-- BEGIN DATA PROVIDED --

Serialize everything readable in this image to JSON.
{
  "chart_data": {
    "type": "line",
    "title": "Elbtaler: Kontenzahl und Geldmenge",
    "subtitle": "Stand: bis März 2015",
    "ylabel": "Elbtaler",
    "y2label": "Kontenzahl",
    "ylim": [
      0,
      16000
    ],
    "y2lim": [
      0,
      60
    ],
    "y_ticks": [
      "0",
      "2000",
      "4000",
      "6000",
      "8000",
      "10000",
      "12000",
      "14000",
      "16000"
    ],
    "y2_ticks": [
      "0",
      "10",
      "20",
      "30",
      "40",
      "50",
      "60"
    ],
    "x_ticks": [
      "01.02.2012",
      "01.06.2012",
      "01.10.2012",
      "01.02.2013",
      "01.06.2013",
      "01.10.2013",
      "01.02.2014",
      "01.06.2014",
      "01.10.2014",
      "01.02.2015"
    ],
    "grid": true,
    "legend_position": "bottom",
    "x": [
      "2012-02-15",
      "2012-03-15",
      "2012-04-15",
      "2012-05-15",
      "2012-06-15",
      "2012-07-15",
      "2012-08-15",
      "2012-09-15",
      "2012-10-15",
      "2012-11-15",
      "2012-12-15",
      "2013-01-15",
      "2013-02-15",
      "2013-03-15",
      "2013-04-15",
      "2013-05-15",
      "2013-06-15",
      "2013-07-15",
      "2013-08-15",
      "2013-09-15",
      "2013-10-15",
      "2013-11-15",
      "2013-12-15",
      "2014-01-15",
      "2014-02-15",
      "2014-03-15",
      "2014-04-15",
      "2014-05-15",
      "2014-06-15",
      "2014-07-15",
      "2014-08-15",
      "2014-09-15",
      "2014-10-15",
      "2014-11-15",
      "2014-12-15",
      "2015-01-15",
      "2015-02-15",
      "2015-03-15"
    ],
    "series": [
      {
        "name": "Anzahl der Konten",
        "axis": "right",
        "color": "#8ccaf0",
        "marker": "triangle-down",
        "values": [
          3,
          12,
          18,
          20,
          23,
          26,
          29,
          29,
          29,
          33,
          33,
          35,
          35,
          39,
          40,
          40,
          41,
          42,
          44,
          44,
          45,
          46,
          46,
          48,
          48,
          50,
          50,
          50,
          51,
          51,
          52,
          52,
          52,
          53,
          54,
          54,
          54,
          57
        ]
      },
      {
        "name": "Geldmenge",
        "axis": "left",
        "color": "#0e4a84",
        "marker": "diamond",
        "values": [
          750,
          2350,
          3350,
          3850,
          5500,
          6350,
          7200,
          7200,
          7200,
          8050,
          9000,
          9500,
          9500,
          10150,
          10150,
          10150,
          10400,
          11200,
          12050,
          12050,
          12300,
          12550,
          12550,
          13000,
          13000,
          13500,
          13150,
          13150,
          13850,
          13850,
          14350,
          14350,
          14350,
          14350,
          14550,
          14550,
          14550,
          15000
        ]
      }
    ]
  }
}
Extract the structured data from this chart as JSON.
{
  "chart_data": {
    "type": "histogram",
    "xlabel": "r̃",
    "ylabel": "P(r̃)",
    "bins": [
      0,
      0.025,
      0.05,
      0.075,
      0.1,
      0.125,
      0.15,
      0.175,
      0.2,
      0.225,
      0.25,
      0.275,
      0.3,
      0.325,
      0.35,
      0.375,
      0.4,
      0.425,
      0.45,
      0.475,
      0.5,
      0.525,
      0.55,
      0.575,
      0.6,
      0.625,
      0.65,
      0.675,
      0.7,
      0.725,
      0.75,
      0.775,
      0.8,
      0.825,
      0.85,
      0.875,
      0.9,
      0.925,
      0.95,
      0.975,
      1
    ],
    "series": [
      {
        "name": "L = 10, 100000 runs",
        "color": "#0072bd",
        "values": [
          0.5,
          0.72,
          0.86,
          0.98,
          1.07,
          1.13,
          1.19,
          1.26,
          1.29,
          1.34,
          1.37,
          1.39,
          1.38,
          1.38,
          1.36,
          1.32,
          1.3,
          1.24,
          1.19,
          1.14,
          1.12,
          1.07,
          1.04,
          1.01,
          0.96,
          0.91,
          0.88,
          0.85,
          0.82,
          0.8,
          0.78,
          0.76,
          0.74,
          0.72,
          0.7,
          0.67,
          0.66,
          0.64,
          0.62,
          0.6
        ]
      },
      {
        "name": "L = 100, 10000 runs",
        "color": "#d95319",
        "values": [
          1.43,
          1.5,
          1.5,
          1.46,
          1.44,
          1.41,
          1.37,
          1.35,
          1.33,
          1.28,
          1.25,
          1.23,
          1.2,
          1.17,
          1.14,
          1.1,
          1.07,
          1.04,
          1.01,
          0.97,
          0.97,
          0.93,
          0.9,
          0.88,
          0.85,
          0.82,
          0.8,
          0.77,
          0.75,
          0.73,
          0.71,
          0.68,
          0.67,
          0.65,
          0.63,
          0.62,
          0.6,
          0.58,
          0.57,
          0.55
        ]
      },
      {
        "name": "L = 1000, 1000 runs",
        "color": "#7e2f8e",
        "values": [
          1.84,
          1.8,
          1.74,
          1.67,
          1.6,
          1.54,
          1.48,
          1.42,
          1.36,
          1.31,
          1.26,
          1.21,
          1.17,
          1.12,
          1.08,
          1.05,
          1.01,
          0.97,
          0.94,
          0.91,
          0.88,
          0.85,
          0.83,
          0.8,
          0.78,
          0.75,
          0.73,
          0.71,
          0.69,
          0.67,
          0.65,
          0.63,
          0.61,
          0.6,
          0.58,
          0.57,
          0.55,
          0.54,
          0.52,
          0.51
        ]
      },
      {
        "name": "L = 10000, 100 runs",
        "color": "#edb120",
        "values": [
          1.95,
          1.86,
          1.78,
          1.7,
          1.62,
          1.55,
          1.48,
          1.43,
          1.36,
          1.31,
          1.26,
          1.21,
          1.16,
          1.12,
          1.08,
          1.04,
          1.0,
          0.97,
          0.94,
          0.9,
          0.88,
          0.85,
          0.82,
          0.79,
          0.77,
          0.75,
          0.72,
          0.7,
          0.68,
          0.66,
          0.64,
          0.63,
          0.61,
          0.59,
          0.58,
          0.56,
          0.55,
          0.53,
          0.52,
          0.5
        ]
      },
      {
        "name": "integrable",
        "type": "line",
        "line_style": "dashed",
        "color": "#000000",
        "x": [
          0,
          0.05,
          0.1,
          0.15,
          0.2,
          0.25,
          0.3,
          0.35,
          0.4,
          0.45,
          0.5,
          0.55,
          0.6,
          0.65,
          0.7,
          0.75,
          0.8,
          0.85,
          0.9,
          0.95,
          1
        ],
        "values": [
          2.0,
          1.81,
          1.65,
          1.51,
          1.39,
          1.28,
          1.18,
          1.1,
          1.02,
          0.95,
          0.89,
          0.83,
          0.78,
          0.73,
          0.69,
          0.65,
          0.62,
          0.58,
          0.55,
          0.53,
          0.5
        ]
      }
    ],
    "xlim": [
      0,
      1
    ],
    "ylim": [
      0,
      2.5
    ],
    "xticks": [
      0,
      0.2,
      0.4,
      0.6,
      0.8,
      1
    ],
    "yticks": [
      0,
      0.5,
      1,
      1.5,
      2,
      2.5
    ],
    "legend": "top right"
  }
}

-- END DATA PROVIDED --

• _OBJECTIVE_
Make an exact copy of all the data.

• _RESPONSE_
Serialize everything readable in this image to JSON.
{
  "chart_data": {
    "type": "line",
    "title": "Elbtaler: Kontenzahl und Geldmenge",
    "subtitle": "Stand: bis März 2015",
    "ylabel": "Elbtaler",
    "y2label": "Kontenzahl",
    "ylim": [
      0,
      16000
    ],
    "y2lim": [
      0,
      60
    ],
    "y_ticks": [
      "0",
      "2000",
      "4000",
      "6000",
      "8000",
      "10000",
      "12000",
      "14000",
      "16000"
    ],
    "y2_ticks": [
      "0",
      "10",
      "20",
      "30",
      "40",
      "50",
      "60"
    ],
    "x_ticks": [
      "01.02.2012",
      "01.06.2012",
      "01.10.2012",
      "01.02.2013",
      "01.06.2013",
      "01.10.2013",
      "01.02.2014",
      "01.06.2014",
      "01.10.2014",
      "01.02.2015"
    ],
    "grid": true,
    "legend_position": "bottom",
    "x": [
      "2012-02-15",
      "2012-03-15",
      "2012-04-15",
      "2012-05-15",
      "2012-06-15",
      "2012-07-15",
      "2012-08-15",
      "2012-09-15",
      "2012-10-15",
      "2012-11-15",
      "2012-12-15",
      "2013-01-15",
      "2013-02-15",
      "2013-03-15",
      "2013-04-15",
      "2013-05-15",
      "2013-06-15",
      "2013-07-15",
      "2013-08-15",
      "2013-09-15",
      "2013-10-15",
      "2013-11-15",
      "2013-12-15",
      "2014-01-15",
      "2014-02-15",
      "2014-03-15",
      "2014-04-15",
      "2014-05-15",
      "2014-06-15",
      "2014-07-15",
      "2014-08-15",
      "2014-09-15",
      "2014-10-15",
      "2014-11-15",
      "2014-12-15",
      "2015-01-15",
      "2015-02-15",
      "2015-03-15"
    ],
    "series": [
      {
        "name": "Anzahl der Konten",
        "axis": "right",
        "color": "#8ccaf0",
        "marker": "triangle-down",
        "values": [
          3,
          12,
          18,
          20,
          23,
          26,
          29,
          29,
          29,
          33,
          33,
          35,
          35,
          39,
          40,
          40,
          41,
          42,
          44,
          44,
          45,
          46,
          46,
          48,
          48,
          50,
          50,
          50,
          51,
          51,
          52,
          52,
          52,
          53,
          54,
          54,
          54,
          57
        ]
      },
      {
        "name": "Geldmenge",
        "axis": "left",
        "color": "#0e4a84",
        "marker": "diamond",
        "values": [
          750,
          2350,
          3350,
          3850,
          5500,
          6350,
          7200,
          7200,
          7200,
          8050,
          9000,
          9500,
          9500,
          10150,
          10150,
          10150,
          10400,
          11200,
          12050,
          12050,
          12300,
          12550,
          12550,
          13000,
          13000,
          13500,
          13150,
          13150,
          13850,
          13850,
          14350,
          14350,
          14350,
          14350,
          14550,
          14550,
          14550,
          15000
        ]
      }
    ]
  }
}
Extract the structured data from this chart as JSON.
{
  "chart_data": {
    "type": "histogram",
    "xlabel": "r̃",
    "ylabel": "P(r̃)",
    "bins": [
      0,
      0.025,
      0.05,
      0.075,
      0.1,
      0.125,
      0.15,
      0.175,
      0.2,
      0.225,
      0.25,
      0.275,
      0.3,
      0.325,
      0.35,
      0.375,
      0.4,
      0.425,
      0.45,
      0.475,
      0.5,
      0.525,
      0.55,
      0.575,
      0.6,
      0.625,
      0.65,
      0.675,
      0.7,
      0.725,
      0.75,
      0.775,
      0.8,
      0.825,
      0.85,
      0.875,
      0.9,
      0.925,
      0.95,
      0.975,
      1
    ],
    "series": [
      {
        "name": "L = 10, 100000 runs",
        "color": "#0072bd",
        "values": [
          0.5,
          0.72,
          0.86,
          0.98,
          1.07,
          1.13,
          1.19,
          1.26,
          1.29,
          1.34,
          1.37,
          1.39,
          1.38,
          1.38,
          1.36,
          1.32,
          1.3,
          1.24,
          1.19,
          1.14,
          1.12,
          1.07,
          1.04,
          1.01,
          0.96,
          0.91,
          0.88,
          0.85,
          0.82,
          0.8,
          0.78,
          0.76,
          0.74,
          0.72,
          0.7,
          0.67,
          0.66,
          0.64,
          0.62,
          0.6
        ]
      },
      {
        "name": "L = 100, 10000 runs",
        "color": "#d95319",
        "values": [
          1.43,
          1.5,
          1.5,
          1.46,
          1.44,
          1.41,
          1.37,
          1.35,
          1.33,
          1.28,
          1.25,
          1.23,
          1.2,
          1.17,
          1.14,
          1.1,
          1.07,
          1.04,
          1.01,
          0.97,
          0.97,
          0.93,
          0.9,
          0.88,
          0.85,
          0.82,
          0.8,
          0.77,
          0.75,
          0.73,
          0.71,
          0.68,
          0.67,
          0.65,
          0.63,
          0.62,
          0.6,
          0.58,
          0.57,
          0.55
        ]
      },
      {
        "name": "L = 1000, 1000 runs",
        "color": "#7e2f8e",
        "values": [
          1.84,
          1.8,
          1.74,
          1.67,
          1.6,
          1.54,
          1.48,
          1.42,
          1.36,
          1.31,
          1.26,
          1.21,
          1.17,
          1.12,
          1.08,
          1.05,
          1.01,
          0.97,
          0.94,
          0.91,
          0.88,
          0.85,
          0.83,
          0.8,
          0.78,
          0.75,
          0.73,
          0.71,
          0.69,
          0.67,
          0.65,
          0.63,
          0.61,
          0.6,
          0.58,
          0.57,
          0.55,
          0.54,
          0.52,
          0.51
        ]
      },
      {
        "name": "L = 10000, 100 runs",
        "color": "#edb120",
        "values": [
          1.95,
          1.86,
          1.78,
          1.7,
          1.62,
          1.55,
          1.48,
          1.43,
          1.36,
          1.31,
          1.26,
          1.21,
          1.16,
          1.12,
          1.08,
          1.04,
          1.0,
          0.97,
          0.94,
          0.9,
          0.88,
          0.85,
          0.82,
          0.79,
          0.77,
          0.75,
          0.72,
          0.7,
          0.68,
          0.66,
          0.64,
          0.63,
          0.61,
          0.59,
          0.58,
          0.56,
          0.55,
          0.53,
          0.52,
          0.5
        ]
      },
      {
        "name": "integrable",
        "type": "line",
        "line_style": "dashed",
        "color": "#000000",
        "x": [
          0,
          0.05,
          0.1,
          0.15,
          0.2,
          0.25,
          0.3,
          0.35,
          0.4,
          0.45,
          0.5,
          0.55,
          0.6,
          0.65,
          0.7,
          0.75,
          0.8,
          0.85,
          0.9,
          0.95,
          1
        ],
        "values": [
          2.0,
          1.81,
          1.65,
          1.51,
          1.39,
          1.28,
          1.18,
          1.1,
          1.02,
          0.95,
          0.89,
          0.83,
          0.78,
          0.73,
          0.69,
          0.65,
          0.62,
          0.58,
          0.55,
          0.53,
          0.5
        ]
      }
    ],
    "xlim": [
      0,
      1
    ],
    "ylim": [
      0,
      2.5
    ],
    "xticks": [
      0,
      0.2,
      0.4,
      0.6,
      0.8,
      1
    ],
    "yticks": [
      0,
      0.5,
      1,
      1.5,
      2,
      2.5
    ],
    "legend": "top right"
  }
}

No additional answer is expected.